> **GIVEN EXERCISE**: Check each line of the records for "name"; collect those that have it.

Figure record listings
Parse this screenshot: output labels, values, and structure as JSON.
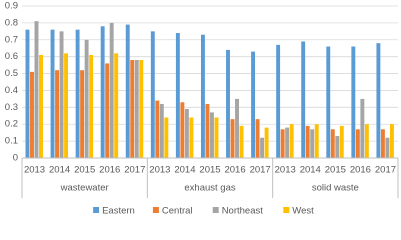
{
  "chart_data": {
    "type": "bar",
    "groups": [
      {
        "name": "wastewater",
        "categories": [
          "2013",
          "2014",
          "2015",
          "2016",
          "2017"
        ]
      },
      {
        "name": "exhaust gas",
        "categories": [
          "2013",
          "2014",
          "2015",
          "2016",
          "2017"
        ]
      },
      {
        "name": "solid waste",
        "categories": [
          "2013",
          "2014",
          "2015",
          "2016",
          "2017"
        ]
      }
    ],
    "series": [
      {
        "name": "Eastern",
        "color": "#5b9bd5",
        "values": [
          0.76,
          0.76,
          0.76,
          0.78,
          0.79,
          0.75,
          0.74,
          0.73,
          0.64,
          0.63,
          0.67,
          0.69,
          0.66,
          0.66,
          0.68
        ]
      },
      {
        "name": "Central",
        "color": "#ed7d31",
        "values": [
          0.51,
          0.52,
          0.52,
          0.56,
          0.58,
          0.34,
          0.33,
          0.32,
          0.23,
          0.23,
          0.17,
          0.19,
          0.17,
          0.17,
          0.17
        ]
      },
      {
        "name": "Northeast",
        "color": "#a5a5a5",
        "values": [
          0.81,
          0.75,
          0.7,
          0.8,
          0.58,
          0.32,
          0.29,
          0.27,
          0.35,
          0.12,
          0.18,
          0.17,
          0.13,
          0.35,
          0.12
        ]
      },
      {
        "name": "West",
        "color": "#ffc000",
        "values": [
          0.61,
          0.62,
          0.61,
          0.62,
          0.58,
          0.24,
          0.24,
          0.24,
          0.19,
          0.18,
          0.2,
          0.2,
          0.19,
          0.2,
          0.2
        ]
      }
    ],
    "ylim": [
      0,
      0.9
    ],
    "yticks": [
      0,
      0.1,
      0.2,
      0.3,
      0.4,
      0.5,
      0.6,
      0.7,
      0.8,
      0.9
    ],
    "grid": true,
    "legend": "bottom"
  }
}
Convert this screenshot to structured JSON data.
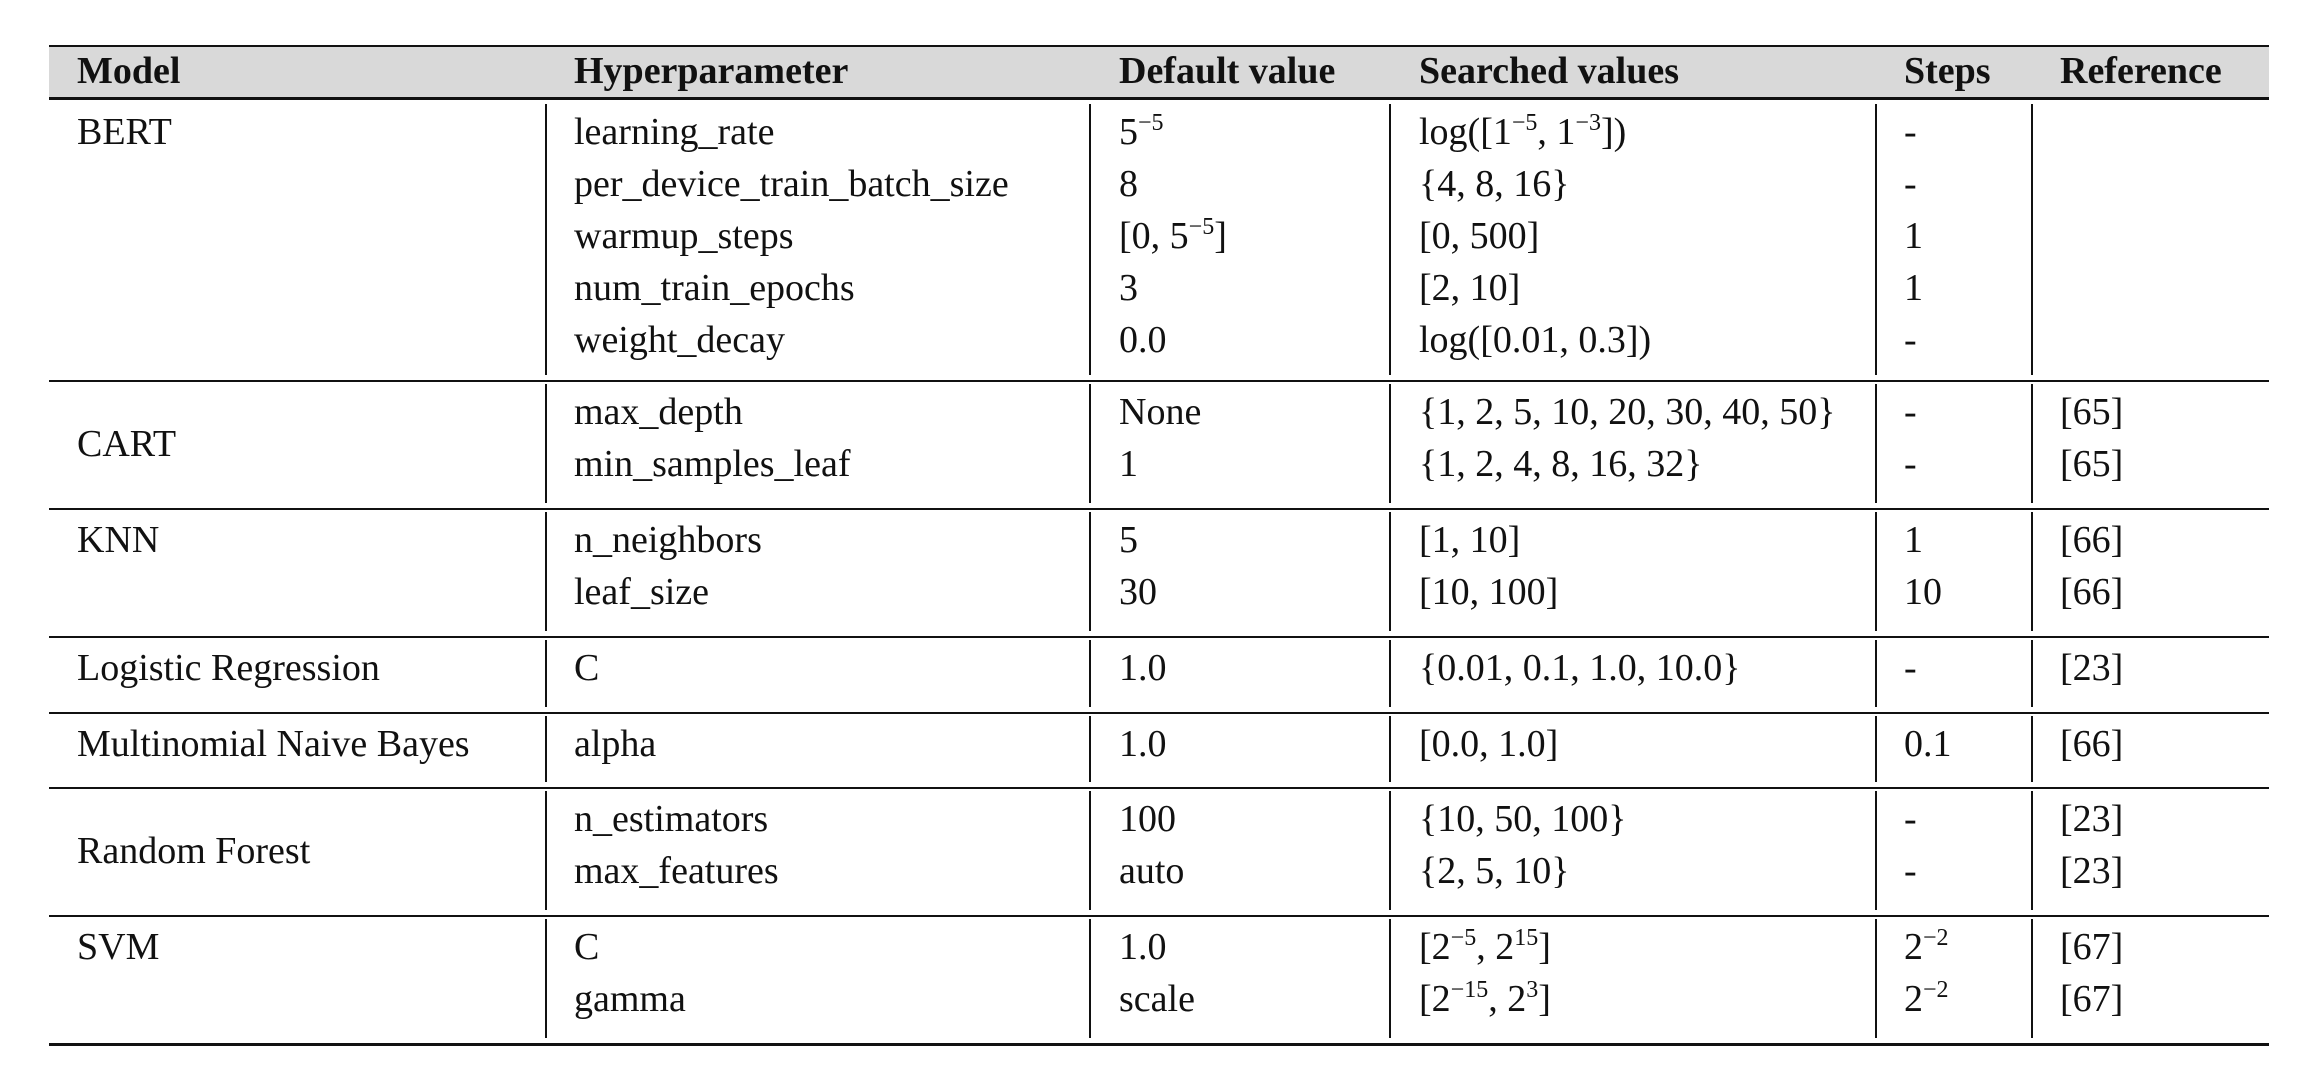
{
  "table": {
    "headers": [
      "Model",
      "Hyperparameter",
      "Default value",
      "Searched values",
      "Steps",
      "Reference"
    ],
    "groups": [
      {
        "model": "BERT",
        "rows": [
          {
            "hyperparameter": "learning_rate",
            "default": "5^{−5}",
            "searched": "log([1^{−5}, 1^{−3}])",
            "steps": "-",
            "reference": ""
          },
          {
            "hyperparameter": "per_device_train_batch_size",
            "default": "8",
            "searched": "{4, 8, 16}",
            "steps": "-",
            "reference": ""
          },
          {
            "hyperparameter": "warmup_steps",
            "default": "[0, 5^{−5}]",
            "searched": "[0, 500]",
            "steps": "1",
            "reference": ""
          },
          {
            "hyperparameter": "num_train_epochs",
            "default": "3",
            "searched": "[2, 10]",
            "steps": "1",
            "reference": ""
          },
          {
            "hyperparameter": "weight_decay",
            "default": "0.0",
            "searched": "log([0.01, 0.3])",
            "steps": "-",
            "reference": ""
          }
        ]
      },
      {
        "model": "CART",
        "rows": [
          {
            "hyperparameter": "max_depth",
            "default": "None",
            "searched": "{1, 2, 5, 10, 20, 30, 40, 50}",
            "steps": "-",
            "reference": "[65]"
          },
          {
            "hyperparameter": "min_samples_leaf",
            "default": "1",
            "searched": "{1, 2, 4, 8, 16, 32}",
            "steps": "-",
            "reference": "[65]"
          }
        ]
      },
      {
        "model": "KNN",
        "rows": [
          {
            "hyperparameter": "n_neighbors",
            "default": "5",
            "searched": "[1, 10]",
            "steps": "1",
            "reference": "[66]"
          },
          {
            "hyperparameter": "leaf_size",
            "default": "30",
            "searched": "[10, 100]",
            "steps": "10",
            "reference": "[66]"
          }
        ]
      },
      {
        "model": "Logistic Regression",
        "rows": [
          {
            "hyperparameter": "C",
            "default": "1.0",
            "searched": "{0.01, 0.1, 1.0, 10.0}",
            "steps": "-",
            "reference": "[23]"
          }
        ]
      },
      {
        "model": "Multinomial Naive Bayes",
        "rows": [
          {
            "hyperparameter": "alpha",
            "default": "1.0",
            "searched": "[0.0, 1.0]",
            "steps": "0.1",
            "reference": "[66]"
          }
        ]
      },
      {
        "model": "Random Forest",
        "rows": [
          {
            "hyperparameter": "n_estimators",
            "default": "100",
            "searched": "{10, 50, 100}",
            "steps": "-",
            "reference": "[23]"
          },
          {
            "hyperparameter": "max_features",
            "default": "auto",
            "searched": "{2, 5, 10}",
            "steps": "-",
            "reference": "[23]"
          }
        ]
      },
      {
        "model": "SVM",
        "rows": [
          {
            "hyperparameter": "C",
            "default": "1.0",
            "searched": "[2^{−5}, 2^{15}]",
            "steps": "2^{−2}",
            "reference": "[67]"
          },
          {
            "hyperparameter": "gamma",
            "default": "scale",
            "searched": "[2^{−15}, 2^{3}]",
            "steps": "2^{−2}",
            "reference": "[67]"
          }
        ]
      }
    ]
  },
  "colors": {
    "header_background": "#d9d9d9",
    "rule": "#111111",
    "text": "#111111"
  }
}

> **SOLUTION TO THIS EXERCISE**:
        "name": "wastewater",
        "name": "exhaust gas",
        "name": "solid waste",
        "name": "Eastern",
        "name": "Central",
        "name": "Northeast",
        "name": "West",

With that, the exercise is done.